Extracts from a graphics dataset:
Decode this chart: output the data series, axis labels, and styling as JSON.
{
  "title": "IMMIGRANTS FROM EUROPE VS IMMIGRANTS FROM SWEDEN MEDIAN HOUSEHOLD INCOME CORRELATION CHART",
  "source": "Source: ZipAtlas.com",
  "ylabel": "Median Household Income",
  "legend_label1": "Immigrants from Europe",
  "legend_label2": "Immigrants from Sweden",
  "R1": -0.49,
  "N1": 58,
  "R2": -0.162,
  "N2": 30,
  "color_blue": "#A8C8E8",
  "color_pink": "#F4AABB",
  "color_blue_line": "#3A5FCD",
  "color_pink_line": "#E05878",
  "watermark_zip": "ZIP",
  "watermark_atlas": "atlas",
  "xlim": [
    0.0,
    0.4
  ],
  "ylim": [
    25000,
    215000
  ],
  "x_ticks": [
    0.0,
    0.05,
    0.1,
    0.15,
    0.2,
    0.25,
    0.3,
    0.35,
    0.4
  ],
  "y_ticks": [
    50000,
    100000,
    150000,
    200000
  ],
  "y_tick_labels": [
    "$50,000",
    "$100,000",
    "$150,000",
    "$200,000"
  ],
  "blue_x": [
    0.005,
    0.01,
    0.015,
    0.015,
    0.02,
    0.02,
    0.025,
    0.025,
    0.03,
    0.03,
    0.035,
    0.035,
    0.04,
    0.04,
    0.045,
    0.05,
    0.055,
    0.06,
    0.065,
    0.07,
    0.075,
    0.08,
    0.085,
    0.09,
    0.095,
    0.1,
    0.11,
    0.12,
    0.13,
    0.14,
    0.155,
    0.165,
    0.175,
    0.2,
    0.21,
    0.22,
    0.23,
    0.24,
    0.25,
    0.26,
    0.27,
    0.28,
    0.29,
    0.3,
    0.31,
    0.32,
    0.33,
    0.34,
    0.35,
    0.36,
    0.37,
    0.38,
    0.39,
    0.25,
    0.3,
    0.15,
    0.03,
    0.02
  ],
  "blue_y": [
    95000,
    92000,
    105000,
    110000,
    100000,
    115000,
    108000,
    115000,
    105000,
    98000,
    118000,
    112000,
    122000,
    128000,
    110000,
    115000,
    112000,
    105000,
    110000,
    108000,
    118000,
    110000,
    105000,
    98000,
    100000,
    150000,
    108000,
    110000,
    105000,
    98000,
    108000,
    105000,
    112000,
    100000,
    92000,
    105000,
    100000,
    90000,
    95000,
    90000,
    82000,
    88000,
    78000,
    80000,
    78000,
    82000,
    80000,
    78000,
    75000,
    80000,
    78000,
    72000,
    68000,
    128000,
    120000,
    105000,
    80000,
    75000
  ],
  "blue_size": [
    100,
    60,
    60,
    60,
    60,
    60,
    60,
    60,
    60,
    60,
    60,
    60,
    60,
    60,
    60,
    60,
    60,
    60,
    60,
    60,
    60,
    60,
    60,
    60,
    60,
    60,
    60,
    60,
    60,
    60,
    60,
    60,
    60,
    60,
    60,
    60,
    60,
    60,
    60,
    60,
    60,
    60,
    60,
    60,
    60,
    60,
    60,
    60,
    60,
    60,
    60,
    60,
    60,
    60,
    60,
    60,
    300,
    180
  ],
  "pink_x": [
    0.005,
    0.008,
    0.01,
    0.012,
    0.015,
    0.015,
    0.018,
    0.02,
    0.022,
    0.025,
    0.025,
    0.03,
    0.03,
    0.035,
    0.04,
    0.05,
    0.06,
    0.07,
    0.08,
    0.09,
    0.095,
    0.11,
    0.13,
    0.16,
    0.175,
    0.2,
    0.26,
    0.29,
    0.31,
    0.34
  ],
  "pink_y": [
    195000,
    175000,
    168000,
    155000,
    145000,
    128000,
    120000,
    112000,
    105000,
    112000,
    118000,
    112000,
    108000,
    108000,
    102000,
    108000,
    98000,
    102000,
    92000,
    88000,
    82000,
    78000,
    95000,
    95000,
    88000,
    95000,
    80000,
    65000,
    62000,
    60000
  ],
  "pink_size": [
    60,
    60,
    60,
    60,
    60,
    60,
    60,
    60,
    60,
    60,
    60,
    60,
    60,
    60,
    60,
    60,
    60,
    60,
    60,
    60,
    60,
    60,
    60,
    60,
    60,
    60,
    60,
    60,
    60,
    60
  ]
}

=== Task ===
Restate all of the entries above precisely.

=== Result for this task ===
Decode this chart: output the data series, axis labels, and styling as JSON.
{
  "title": "IMMIGRANTS FROM EUROPE VS IMMIGRANTS FROM SWEDEN MEDIAN HOUSEHOLD INCOME CORRELATION CHART",
  "source": "Source: ZipAtlas.com",
  "ylabel": "Median Household Income",
  "legend_label1": "Immigrants from Europe",
  "legend_label2": "Immigrants from Sweden",
  "R1": -0.49,
  "N1": 58,
  "R2": -0.162,
  "N2": 30,
  "color_blue": "#A8C8E8",
  "color_pink": "#F4AABB",
  "color_blue_line": "#3A5FCD",
  "color_pink_line": "#E05878",
  "watermark_zip": "ZIP",
  "watermark_atlas": "atlas",
  "xlim": [
    0.0,
    0.4
  ],
  "ylim": [
    25000,
    215000
  ],
  "x_ticks": [
    0.0,
    0.05,
    0.1,
    0.15,
    0.2,
    0.25,
    0.3,
    0.35,
    0.4
  ],
  "y_ticks": [
    50000,
    100000,
    150000,
    200000
  ],
  "y_tick_labels": [
    "$50,000",
    "$100,000",
    "$150,000",
    "$200,000"
  ],
  "blue_x": [
    0.005,
    0.01,
    0.015,
    0.015,
    0.02,
    0.02,
    0.025,
    0.025,
    0.03,
    0.03,
    0.035,
    0.035,
    0.04,
    0.04,
    0.045,
    0.05,
    0.055,
    0.06,
    0.065,
    0.07,
    0.075,
    0.08,
    0.085,
    0.09,
    0.095,
    0.1,
    0.11,
    0.12,
    0.13,
    0.14,
    0.155,
    0.165,
    0.175,
    0.2,
    0.21,
    0.22,
    0.23,
    0.24,
    0.25,
    0.26,
    0.27,
    0.28,
    0.29,
    0.3,
    0.31,
    0.32,
    0.33,
    0.34,
    0.35,
    0.36,
    0.37,
    0.38,
    0.39,
    0.25,
    0.3,
    0.15,
    0.03,
    0.02
  ],
  "blue_y": [
    95000,
    92000,
    105000,
    110000,
    100000,
    115000,
    108000,
    115000,
    105000,
    98000,
    118000,
    112000,
    122000,
    128000,
    110000,
    115000,
    112000,
    105000,
    110000,
    108000,
    118000,
    110000,
    105000,
    98000,
    100000,
    150000,
    108000,
    110000,
    105000,
    98000,
    108000,
    105000,
    112000,
    100000,
    92000,
    105000,
    100000,
    90000,
    95000,
    90000,
    82000,
    88000,
    78000,
    80000,
    78000,
    82000,
    80000,
    78000,
    75000,
    80000,
    78000,
    72000,
    68000,
    128000,
    120000,
    105000,
    80000,
    75000
  ],
  "blue_size": [
    100,
    60,
    60,
    60,
    60,
    60,
    60,
    60,
    60,
    60,
    60,
    60,
    60,
    60,
    60,
    60,
    60,
    60,
    60,
    60,
    60,
    60,
    60,
    60,
    60,
    60,
    60,
    60,
    60,
    60,
    60,
    60,
    60,
    60,
    60,
    60,
    60,
    60,
    60,
    60,
    60,
    60,
    60,
    60,
    60,
    60,
    60,
    60,
    60,
    60,
    60,
    60,
    60,
    60,
    60,
    60,
    300,
    180
  ],
  "pink_x": [
    0.005,
    0.008,
    0.01,
    0.012,
    0.015,
    0.015,
    0.018,
    0.02,
    0.022,
    0.025,
    0.025,
    0.03,
    0.03,
    0.035,
    0.04,
    0.05,
    0.06,
    0.07,
    0.08,
    0.09,
    0.095,
    0.11,
    0.13,
    0.16,
    0.175,
    0.2,
    0.26,
    0.29,
    0.31,
    0.34
  ],
  "pink_y": [
    195000,
    175000,
    168000,
    155000,
    145000,
    128000,
    120000,
    112000,
    105000,
    112000,
    118000,
    112000,
    108000,
    108000,
    102000,
    108000,
    98000,
    102000,
    92000,
    88000,
    82000,
    78000,
    95000,
    95000,
    88000,
    95000,
    80000,
    65000,
    62000,
    60000
  ],
  "pink_size": [
    60,
    60,
    60,
    60,
    60,
    60,
    60,
    60,
    60,
    60,
    60,
    60,
    60,
    60,
    60,
    60,
    60,
    60,
    60,
    60,
    60,
    60,
    60,
    60,
    60,
    60,
    60,
    60,
    60,
    60
  ]
}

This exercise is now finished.